◆ SHORT PROBLEM ◆
What follows are records. Restate all of them word for word.

◆ MATERIAL SUPPLIED ◆
▽
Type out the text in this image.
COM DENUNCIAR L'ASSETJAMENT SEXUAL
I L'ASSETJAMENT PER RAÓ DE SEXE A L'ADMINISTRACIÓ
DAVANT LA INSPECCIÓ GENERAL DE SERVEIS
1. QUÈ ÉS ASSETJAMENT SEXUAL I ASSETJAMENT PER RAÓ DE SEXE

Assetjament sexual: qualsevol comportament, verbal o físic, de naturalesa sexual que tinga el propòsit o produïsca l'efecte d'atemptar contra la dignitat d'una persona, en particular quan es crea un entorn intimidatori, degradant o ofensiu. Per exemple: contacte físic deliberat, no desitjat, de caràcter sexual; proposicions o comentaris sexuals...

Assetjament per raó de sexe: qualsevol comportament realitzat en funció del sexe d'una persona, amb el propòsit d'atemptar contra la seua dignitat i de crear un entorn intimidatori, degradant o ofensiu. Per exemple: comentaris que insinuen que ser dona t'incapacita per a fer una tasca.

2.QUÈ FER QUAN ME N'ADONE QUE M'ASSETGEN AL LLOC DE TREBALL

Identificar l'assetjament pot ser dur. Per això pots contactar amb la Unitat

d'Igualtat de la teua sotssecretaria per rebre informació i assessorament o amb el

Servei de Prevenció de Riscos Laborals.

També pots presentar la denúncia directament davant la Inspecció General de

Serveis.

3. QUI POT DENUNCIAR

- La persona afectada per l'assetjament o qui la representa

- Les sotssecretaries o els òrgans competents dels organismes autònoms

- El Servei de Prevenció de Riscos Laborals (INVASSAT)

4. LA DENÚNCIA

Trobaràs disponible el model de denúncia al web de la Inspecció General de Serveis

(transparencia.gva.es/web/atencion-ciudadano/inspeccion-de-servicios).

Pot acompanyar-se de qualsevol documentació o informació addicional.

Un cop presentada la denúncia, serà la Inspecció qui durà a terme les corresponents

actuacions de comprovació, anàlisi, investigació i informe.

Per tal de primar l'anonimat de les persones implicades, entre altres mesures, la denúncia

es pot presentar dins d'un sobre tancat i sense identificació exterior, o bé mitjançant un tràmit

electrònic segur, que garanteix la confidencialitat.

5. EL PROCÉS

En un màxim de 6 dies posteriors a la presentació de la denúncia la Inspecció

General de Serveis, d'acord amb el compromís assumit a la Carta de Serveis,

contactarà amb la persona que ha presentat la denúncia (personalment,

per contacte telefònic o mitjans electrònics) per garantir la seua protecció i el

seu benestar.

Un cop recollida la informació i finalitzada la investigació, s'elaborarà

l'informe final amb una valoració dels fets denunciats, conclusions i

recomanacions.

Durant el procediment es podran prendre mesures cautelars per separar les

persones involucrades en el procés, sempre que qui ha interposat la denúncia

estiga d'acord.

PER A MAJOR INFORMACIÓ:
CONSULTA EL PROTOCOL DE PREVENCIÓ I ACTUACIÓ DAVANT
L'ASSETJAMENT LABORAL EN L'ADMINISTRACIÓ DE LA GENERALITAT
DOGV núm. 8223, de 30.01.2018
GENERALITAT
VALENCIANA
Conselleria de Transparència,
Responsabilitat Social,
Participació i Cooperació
△
◆ WRITTEN SOLUTION ◆
Type out the text in this image.
COM DENUNCIAR L'ASSETJAMENT SEXUAL
I L'ASSETJAMENT PER RAÓ DE SEXE A L'ADMINISTRACIÓ
DAVANT LA INSPECCIÓ GENERAL DE SERVEIS
1. QUÈ ÉS ASSETJAMENT SEXUAL I ASSETJAMENT PER RAÓ DE SEXE

Assetjament sexual: qualsevol comportament, verbal o físic, de naturalesa sexual que tinga el propòsit o produïsca l'efecte d'atemptar contra la dignitat d'una persona, en particular quan es crea un entorn intimidatori, degradant o ofensiu. Per exemple: contacte físic deliberat, no desitjat, de caràcter sexual; proposicions o comentaris sexuals...

Assetjament per raó de sexe: qualsevol comportament realitzat en funció del sexe d'una persona, amb el propòsit d'atemptar contra la seua dignitat i de crear un entorn intimidatori, degradant o ofensiu. Per exemple: comentaris que insinuen que ser dona t'incapacita per a fer una tasca.

2.QUÈ FER QUAN ME N'ADONE QUE M'ASSETGEN AL LLOC DE TREBALL

Identificar l'assetjament pot ser dur. Per això pots contactar amb la Unitat

d'Igualtat de la teua sotssecretaria per rebre informació i assessorament o amb el

Servei de Prevenció de Riscos Laborals.

També pots presentar la denúncia directament davant la Inspecció General de

Serveis.

3. QUI POT DENUNCIAR

- La persona afectada per l'assetjament o qui la representa

- Les sotssecretaries o els òrgans competents dels organismes autònoms

- El Servei de Prevenció de Riscos Laborals (INVASSAT)

4. LA DENÚNCIA

Trobaràs disponible el model de denúncia al web de la Inspecció General de Serveis

(transparencia.gva.es/web/atencion-ciudadano/inspeccion-de-servicios).

Pot acompanyar-se de qualsevol documentació o informació addicional.

Un cop presentada la denúncia, serà la Inspecció qui durà a terme les corresponents

actuacions de comprovació, anàlisi, investigació i informe.

Per tal de primar l'anonimat de les persones implicades, entre altres mesures, la denúncia

es pot presentar dins d'un sobre tancat i sense identificació exterior, o bé mitjançant un tràmit

electrònic segur, que garanteix la confidencialitat.

5. EL PROCÉS

En un màxim de 6 dies posteriors a la presentació de la denúncia la Inspecció

General de Serveis, d'acord amb el compromís assumit a la Carta de Serveis,

contactarà amb la persona que ha presentat la denúncia (personalment,

per contacte telefònic o mitjans electrònics) per garantir la seua protecció i el

seu benestar.

Un cop recollida la informació i finalitzada la investigació, s'elaborarà

l'informe final amb una valoració dels fets denunciats, conclusions i

recomanacions.

Durant el procediment es podran prendre mesures cautelars per separar les

persones involucrades en el procés, sempre que qui ha interposat la denúncia

estiga d'acord.

PER A MAJOR INFORMACIÓ:
CONSULTA EL PROTOCOL DE PREVENCIÓ I ACTUACIÓ DAVANT
L'ASSETJAMENT LABORAL EN L'ADMINISTRACIÓ DE LA GENERALITAT
DOGV núm. 8223, de 30.01.2018
GENERALITAT
VALENCIANA
Conselleria de Transparència,
Responsabilitat Social,
Participació i Cooperació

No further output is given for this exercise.